>>>

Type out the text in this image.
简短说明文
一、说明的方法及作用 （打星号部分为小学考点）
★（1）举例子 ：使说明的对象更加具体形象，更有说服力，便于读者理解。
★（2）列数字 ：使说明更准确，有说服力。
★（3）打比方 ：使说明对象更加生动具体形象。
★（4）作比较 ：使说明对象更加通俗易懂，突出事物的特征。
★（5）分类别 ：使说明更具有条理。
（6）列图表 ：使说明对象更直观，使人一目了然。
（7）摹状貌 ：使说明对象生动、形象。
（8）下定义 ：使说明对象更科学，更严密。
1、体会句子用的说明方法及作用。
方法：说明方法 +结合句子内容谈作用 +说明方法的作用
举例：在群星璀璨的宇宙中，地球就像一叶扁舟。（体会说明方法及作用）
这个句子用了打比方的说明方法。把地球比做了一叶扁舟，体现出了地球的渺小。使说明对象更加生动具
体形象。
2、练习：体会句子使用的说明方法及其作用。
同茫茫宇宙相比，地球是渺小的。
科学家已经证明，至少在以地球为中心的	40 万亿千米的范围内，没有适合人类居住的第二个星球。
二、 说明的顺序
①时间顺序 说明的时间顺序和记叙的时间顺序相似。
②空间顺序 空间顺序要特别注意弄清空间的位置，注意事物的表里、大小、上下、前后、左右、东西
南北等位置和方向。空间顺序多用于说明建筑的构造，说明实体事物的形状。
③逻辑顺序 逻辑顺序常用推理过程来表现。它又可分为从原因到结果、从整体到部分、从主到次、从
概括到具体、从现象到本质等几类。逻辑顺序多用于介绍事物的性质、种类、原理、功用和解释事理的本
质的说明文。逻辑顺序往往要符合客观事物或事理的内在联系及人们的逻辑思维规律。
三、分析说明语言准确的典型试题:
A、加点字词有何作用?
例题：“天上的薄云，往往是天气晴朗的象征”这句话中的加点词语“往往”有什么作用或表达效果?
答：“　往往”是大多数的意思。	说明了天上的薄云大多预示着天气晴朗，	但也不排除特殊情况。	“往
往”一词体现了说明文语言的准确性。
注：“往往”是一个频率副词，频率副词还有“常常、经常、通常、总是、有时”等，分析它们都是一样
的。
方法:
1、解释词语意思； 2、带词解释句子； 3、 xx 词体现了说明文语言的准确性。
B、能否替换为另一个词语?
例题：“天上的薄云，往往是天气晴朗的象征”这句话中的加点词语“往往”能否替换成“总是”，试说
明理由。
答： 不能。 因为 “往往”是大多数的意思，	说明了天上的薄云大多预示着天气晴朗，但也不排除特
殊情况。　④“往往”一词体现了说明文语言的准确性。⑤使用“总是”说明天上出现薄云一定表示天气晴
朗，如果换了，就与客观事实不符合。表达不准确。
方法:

<<<

**What you have to do:**
The data above must be returned in full, exactly as written.

**Answer to this task:**
Type out the text in this image.
简短说明文
一、说明的方法及作用 （打星号部分为小学考点）
★（1）举例子 ：使说明的对象更加具体形象，更有说服力，便于读者理解。
★（2）列数字 ：使说明更准确，有说服力。
★（3）打比方 ：使说明对象更加生动具体形象。
★（4）作比较 ：使说明对象更加通俗易懂，突出事物的特征。
★（5）分类别 ：使说明更具有条理。
（6）列图表 ：使说明对象更直观，使人一目了然。
（7）摹状貌 ：使说明对象生动、形象。
（8）下定义 ：使说明对象更科学，更严密。
1、体会句子用的说明方法及作用。
方法：说明方法 +结合句子内容谈作用 +说明方法的作用
举例：在群星璀璨的宇宙中，地球就像一叶扁舟。（体会说明方法及作用）
这个句子用了打比方的说明方法。把地球比做了一叶扁舟，体现出了地球的渺小。使说明对象更加生动具
体形象。
2、练习：体会句子使用的说明方法及其作用。
同茫茫宇宙相比，地球是渺小的。
科学家已经证明，至少在以地球为中心的	40 万亿千米的范围内，没有适合人类居住的第二个星球。
二、 说明的顺序
①时间顺序 说明的时间顺序和记叙的时间顺序相似。
②空间顺序 空间顺序要特别注意弄清空间的位置，注意事物的表里、大小、上下、前后、左右、东西
南北等位置和方向。空间顺序多用于说明建筑的构造，说明实体事物的形状。
③逻辑顺序 逻辑顺序常用推理过程来表现。它又可分为从原因到结果、从整体到部分、从主到次、从
概括到具体、从现象到本质等几类。逻辑顺序多用于介绍事物的性质、种类、原理、功用和解释事理的本
质的说明文。逻辑顺序往往要符合客观事物或事理的内在联系及人们的逻辑思维规律。
三、分析说明语言准确的典型试题:
A、加点字词有何作用?
例题：“天上的薄云，往往是天气晴朗的象征”这句话中的加点词语“往往”有什么作用或表达效果?
答：“　往往”是大多数的意思。	说明了天上的薄云大多预示着天气晴朗，	但也不排除特殊情况。	“往
往”一词体现了说明文语言的准确性。
注：“往往”是一个频率副词，频率副词还有“常常、经常、通常、总是、有时”等，分析它们都是一样
的。
方法:
1、解释词语意思； 2、带词解释句子； 3、 xx 词体现了说明文语言的准确性。
B、能否替换为另一个词语?
例题：“天上的薄云，往往是天气晴朗的象征”这句话中的加点词语“往往”能否替换成“总是”，试说
明理由。
答： 不能。 因为 “往往”是大多数的意思，	说明了天上的薄云大多预示着天气晴朗，但也不排除特
殊情况。　④“往往”一词体现了说明文语言的准确性。⑤使用“总是”说明天上出现薄云一定表示天气晴
朗，如果换了，就与客观事实不符合。表达不准确。
方法:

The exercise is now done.